→ **WORK TO BE COMPLETED**: Present every row below as a Markdown table with the columns Row number and Content, skipping any blank lines.

→ **DATA TO USE**:
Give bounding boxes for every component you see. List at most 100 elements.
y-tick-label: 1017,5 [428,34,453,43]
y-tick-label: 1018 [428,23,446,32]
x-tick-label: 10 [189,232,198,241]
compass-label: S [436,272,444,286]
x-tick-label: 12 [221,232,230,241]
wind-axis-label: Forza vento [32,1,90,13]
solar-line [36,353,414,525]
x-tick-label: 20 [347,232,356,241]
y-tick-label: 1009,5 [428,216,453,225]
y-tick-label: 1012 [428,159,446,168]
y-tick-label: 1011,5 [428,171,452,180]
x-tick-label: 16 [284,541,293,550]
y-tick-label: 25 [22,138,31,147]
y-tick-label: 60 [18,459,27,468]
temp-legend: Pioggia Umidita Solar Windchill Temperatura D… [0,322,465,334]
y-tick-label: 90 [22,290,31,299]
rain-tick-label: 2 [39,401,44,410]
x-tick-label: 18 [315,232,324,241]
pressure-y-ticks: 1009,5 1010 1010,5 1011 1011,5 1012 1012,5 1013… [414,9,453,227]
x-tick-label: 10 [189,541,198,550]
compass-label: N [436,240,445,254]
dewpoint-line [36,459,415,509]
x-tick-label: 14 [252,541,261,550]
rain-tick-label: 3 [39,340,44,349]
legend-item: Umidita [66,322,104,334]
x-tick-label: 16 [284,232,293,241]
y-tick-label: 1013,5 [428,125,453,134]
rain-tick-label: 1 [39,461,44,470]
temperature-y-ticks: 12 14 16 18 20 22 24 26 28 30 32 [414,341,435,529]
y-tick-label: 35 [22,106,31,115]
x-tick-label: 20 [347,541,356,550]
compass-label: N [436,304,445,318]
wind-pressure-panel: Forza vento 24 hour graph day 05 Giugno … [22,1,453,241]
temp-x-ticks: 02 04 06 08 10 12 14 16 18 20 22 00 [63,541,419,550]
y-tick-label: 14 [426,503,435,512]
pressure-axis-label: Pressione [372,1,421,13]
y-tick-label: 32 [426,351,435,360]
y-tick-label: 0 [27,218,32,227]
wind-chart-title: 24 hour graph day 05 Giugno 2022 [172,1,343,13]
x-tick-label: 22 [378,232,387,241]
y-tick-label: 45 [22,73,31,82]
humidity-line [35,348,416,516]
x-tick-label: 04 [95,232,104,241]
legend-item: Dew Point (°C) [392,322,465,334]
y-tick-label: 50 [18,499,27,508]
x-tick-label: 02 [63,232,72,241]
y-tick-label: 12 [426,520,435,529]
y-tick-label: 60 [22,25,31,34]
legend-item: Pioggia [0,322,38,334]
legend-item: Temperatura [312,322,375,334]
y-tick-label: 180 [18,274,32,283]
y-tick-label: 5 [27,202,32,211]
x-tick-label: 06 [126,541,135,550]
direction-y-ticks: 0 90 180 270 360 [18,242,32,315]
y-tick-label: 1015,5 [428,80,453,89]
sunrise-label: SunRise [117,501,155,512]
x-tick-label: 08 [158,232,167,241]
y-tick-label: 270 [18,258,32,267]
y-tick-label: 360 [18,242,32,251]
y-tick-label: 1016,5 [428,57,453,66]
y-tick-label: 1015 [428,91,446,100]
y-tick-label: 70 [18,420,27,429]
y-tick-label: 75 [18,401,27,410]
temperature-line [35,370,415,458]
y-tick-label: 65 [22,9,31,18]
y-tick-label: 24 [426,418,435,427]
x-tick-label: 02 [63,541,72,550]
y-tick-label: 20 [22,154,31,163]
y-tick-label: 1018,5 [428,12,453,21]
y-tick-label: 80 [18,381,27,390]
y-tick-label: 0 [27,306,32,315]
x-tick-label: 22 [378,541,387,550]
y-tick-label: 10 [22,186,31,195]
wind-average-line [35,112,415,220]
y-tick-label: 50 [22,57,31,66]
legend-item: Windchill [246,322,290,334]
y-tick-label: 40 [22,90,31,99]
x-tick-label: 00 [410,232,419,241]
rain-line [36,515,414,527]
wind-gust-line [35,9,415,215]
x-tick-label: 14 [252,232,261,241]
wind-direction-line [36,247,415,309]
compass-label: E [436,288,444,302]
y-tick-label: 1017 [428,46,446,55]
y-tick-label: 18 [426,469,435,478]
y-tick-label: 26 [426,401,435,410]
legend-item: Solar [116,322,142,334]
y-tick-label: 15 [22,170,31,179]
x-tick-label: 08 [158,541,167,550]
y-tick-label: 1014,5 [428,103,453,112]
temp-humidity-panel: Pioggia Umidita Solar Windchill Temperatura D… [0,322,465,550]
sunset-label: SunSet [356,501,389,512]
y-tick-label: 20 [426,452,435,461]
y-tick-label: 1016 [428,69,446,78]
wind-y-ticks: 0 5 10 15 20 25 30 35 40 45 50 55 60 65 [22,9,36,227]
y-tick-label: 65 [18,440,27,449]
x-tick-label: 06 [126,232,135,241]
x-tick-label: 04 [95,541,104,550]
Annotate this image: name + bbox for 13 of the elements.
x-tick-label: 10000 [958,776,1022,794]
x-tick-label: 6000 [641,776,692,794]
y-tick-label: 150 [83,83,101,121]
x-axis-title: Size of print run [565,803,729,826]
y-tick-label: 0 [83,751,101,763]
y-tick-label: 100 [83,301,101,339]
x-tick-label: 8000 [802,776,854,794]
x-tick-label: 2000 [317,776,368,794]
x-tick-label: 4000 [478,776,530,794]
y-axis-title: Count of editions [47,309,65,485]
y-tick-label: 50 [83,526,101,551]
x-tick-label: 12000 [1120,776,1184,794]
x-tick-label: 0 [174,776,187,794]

→ **SOLUTION FOR THIS EXERCISE**:
| Row number | Content |
|---|---|
| 1 | Give bounding boxes for every component you see. List at most 100 elements. |
| 2 | y-tick-label: 1017,5 [428,34,453,43] |
| 3 | y-tick-label: 1018 [428,23,446,32] |
| 4 | x-tick-label: 10 [189,232,198,241] |
| 5 | compass-label: S [436,272,444,286] |
| 6 | x-tick-label: 12 [221,232,230,241] |
| 7 | wind-axis-label: Forza vento [32,1,90,13] |
| 8 | solar-line [36,353,414,525] |
| 9 | x-tick-label: 20 [347,232,356,241] |
| 10 | y-tick-label: 1009,5 [428,216,453,225] |
| 11 | y-tick-label: 1012 [428,159,446,168] |
| 12 | y-tick-label: 1011,5 [428,171,452,180] |
| 13 | x-tick-label: 16 [284,541,293,550] |
| 14 | y-tick-label: 25 [22,138,31,147] |
| 15 | y-tick-label: 60 [18,459,27,468] |
| 16 | temp-legend: Pioggia Umidita Solar Windchill Temperatura D… [0,322,465,334] |
| 17 | y-tick-label: 90 [22,290,31,299] |
| 18 | rain-tick-label: 2 [39,401,44,410] |
| 19 | x-tick-label: 18 [315,232,324,241] |
| 20 | pressure-y-ticks: 1009,5 1010 1010,5 1011 1011,5 1012 1012,5 1013… [414,9,453,227] |
| 21 | x-tick-label: 10 [189,541,198,550] |
| 22 | compass-label: N [436,240,445,254] |
| 23 | dewpoint-line [36,459,415,509] |
| 24 | x-tick-label: 14 [252,541,261,550] |
| 25 | rain-tick-label: 3 [39,340,44,349] |
| 26 | legend-item: Umidita [66,322,104,334] |
| 27 | x-tick-label: 16 [284,232,293,241] |
| 28 | y-tick-label: 1013,5 [428,125,453,134] |
| 29 | rain-tick-label: 1 [39,461,44,470] |
| 30 | temperature-y-ticks: 12 14 16 18 20 22 24 26 28 30 32 [414,341,435,529] |
| 31 | y-tick-label: 35 [22,106,31,115] |
| 32 | x-tick-label: 20 [347,541,356,550] |
| 33 | compass-label: N [436,304,445,318] |
| 34 | wind-pressure-panel: Forza vento 24 hour graph day 05 Giugno … [22,1,453,241] |
| 35 | temp-x-ticks: 02 04 06 08 10 12 14 16 18 20 22 00 [63,541,419,550] |
| 36 | y-tick-label: 14 [426,503,435,512] |
| 37 | pressure-axis-label: Pressione [372,1,421,13] |
| 38 | y-tick-label: 32 [426,351,435,360] |
| 39 | y-tick-label: 0 [27,218,32,227] |
| 40 | wind-chart-title: 24 hour graph day 05 Giugno 2022 [172,1,343,13] |
| 41 | x-tick-label: 22 [378,232,387,241] |
| 42 | y-tick-label: 45 [22,73,31,82] |
| 43 | humidity-line [35,348,416,516] |
| 44 | x-tick-label: 04 [95,232,104,241] |
| 45 | legend-item: Dew Point (°C) [392,322,465,334] |
| 46 | y-tick-label: 50 [18,499,27,508] |
| 47 | x-tick-label: 02 [63,232,72,241] |
| 48 | y-tick-label: 12 [426,520,435,529] |
| 49 | y-tick-label: 60 [22,25,31,34] |
| 50 | legend-item: Pioggia [0,322,38,334] |
| 51 | legend-item: Temperatura [312,322,375,334] |
| 52 | y-tick-label: 180 [18,274,32,283] |
| 53 | y-tick-label: 5 [27,202,32,211] |
| 54 | x-tick-label: 06 [126,541,135,550] |
| 55 | direction-y-ticks: 0 90 180 270 360 [18,242,32,315] |
| 56 | y-tick-label: 1015,5 [428,80,453,89] |
| 57 | sunrise-label: SunRise [117,501,155,512] |
| 58 | x-tick-label: 08 [158,232,167,241] |
| 59 | y-tick-label: 270 [18,258,32,267] |
| 60 | y-tick-label: 360 [18,242,32,251] |
| 61 | y-tick-label: 1016,5 [428,57,453,66] |
| 62 | y-tick-label: 1015 [428,91,446,100] |
| 63 | y-tick-label: 70 [18,420,27,429] |
| 64 | y-tick-label: 75 [18,401,27,410] |
| 65 | temperature-line [35,370,415,458] |
| 66 | y-tick-label: 65 [22,9,31,18] |
| 67 | y-tick-label: 24 [426,418,435,427] |
| 68 | x-tick-label: 02 [63,541,72,550] |
| 69 | y-tick-label: 20 [22,154,31,163] |
| 70 | y-tick-label: 1018,5 [428,12,453,21] |
| 71 | y-tick-label: 80 [18,381,27,390] |
| 72 | y-tick-label: 0 [27,306,32,315] |
| 73 | x-tick-label: 22 [378,541,387,550] |
| 74 | y-tick-label: 10 [22,186,31,195] |
| 75 | wind-average-line [35,112,415,220] |
| 76 | y-tick-label: 50 [22,57,31,66] |
| 77 | legend-item: Windchill [246,322,290,334] |
| 78 | y-tick-label: 40 [22,90,31,99] |
| 79 | x-tick-label: 00 [410,232,419,241] |
| 80 | rain-line [36,515,414,527] |
| 81 | wind-gust-line [35,9,415,215] |
| 82 | x-tick-label: 14 [252,232,261,241] |
| 83 | wind-direction-line [36,247,415,309] |
| 84 | compass-label: E [436,288,444,302] |
| 85 | y-tick-label: 1017 [428,46,446,55] |
| 86 | y-tick-label: 18 [426,469,435,478] |
| 87 | y-tick-label: 26 [426,401,435,410] |
| 88 | legend-item: Solar [116,322,142,334] |
| 89 | y-tick-label: 15 [22,170,31,179] |
| 90 | x-tick-label: 08 [158,541,167,550] |
| 91 | y-tick-label: 1014,5 [428,103,453,112] |
| 92 | temp-humidity-panel: Pioggia Umidita Solar Windchill Temperatura D… [0,322,465,550] |
| 93 | sunset-label: SunSet [356,501,389,512] |
| 94 | y-tick-label: 20 [426,452,435,461] |
| 95 | y-tick-label: 1016 [428,69,446,78] |
| 96 | wind-y-ticks: 0 5 10 15 20 25 30 35 40 45 50 55 60 65 [22,9,36,227] |
| 97 | y-tick-label: 65 [18,440,27,449] |
| 98 | x-tick-label: 06 [126,232,135,241] |
| 99 | x-tick-label: 04 [95,541,104,550] |
| 100 | Annotate this image: name + bbox for 13 of the elements. |
| 101 | x-tick-label: 10000 [958,776,1022,794] |
| 102 | x-tick-label: 6000 [641,776,692,794] |
| 103 | y-tick-label: 150 [83,83,101,121] |
| 104 | x-axis-title: Size of print run [565,803,729,826] |
| 105 | y-tick-label: 0 [83,751,101,763] |
| 106 | y-tick-label: 100 [83,301,101,339] |
| 107 | x-tick-label: 8000 [802,776,854,794] |
| 108 | x-tick-label: 2000 [317,776,368,794] |
| 109 | x-tick-label: 4000 [478,776,530,794] |
| 110 | y-axis-title: Count of editions [47,309,65,485] |
| 111 | y-tick-label: 50 [83,526,101,551] |
| 112 | x-tick-label: 12000 [1120,776,1184,794] |
| 113 | x-tick-label: 0 [174,776,187,794] |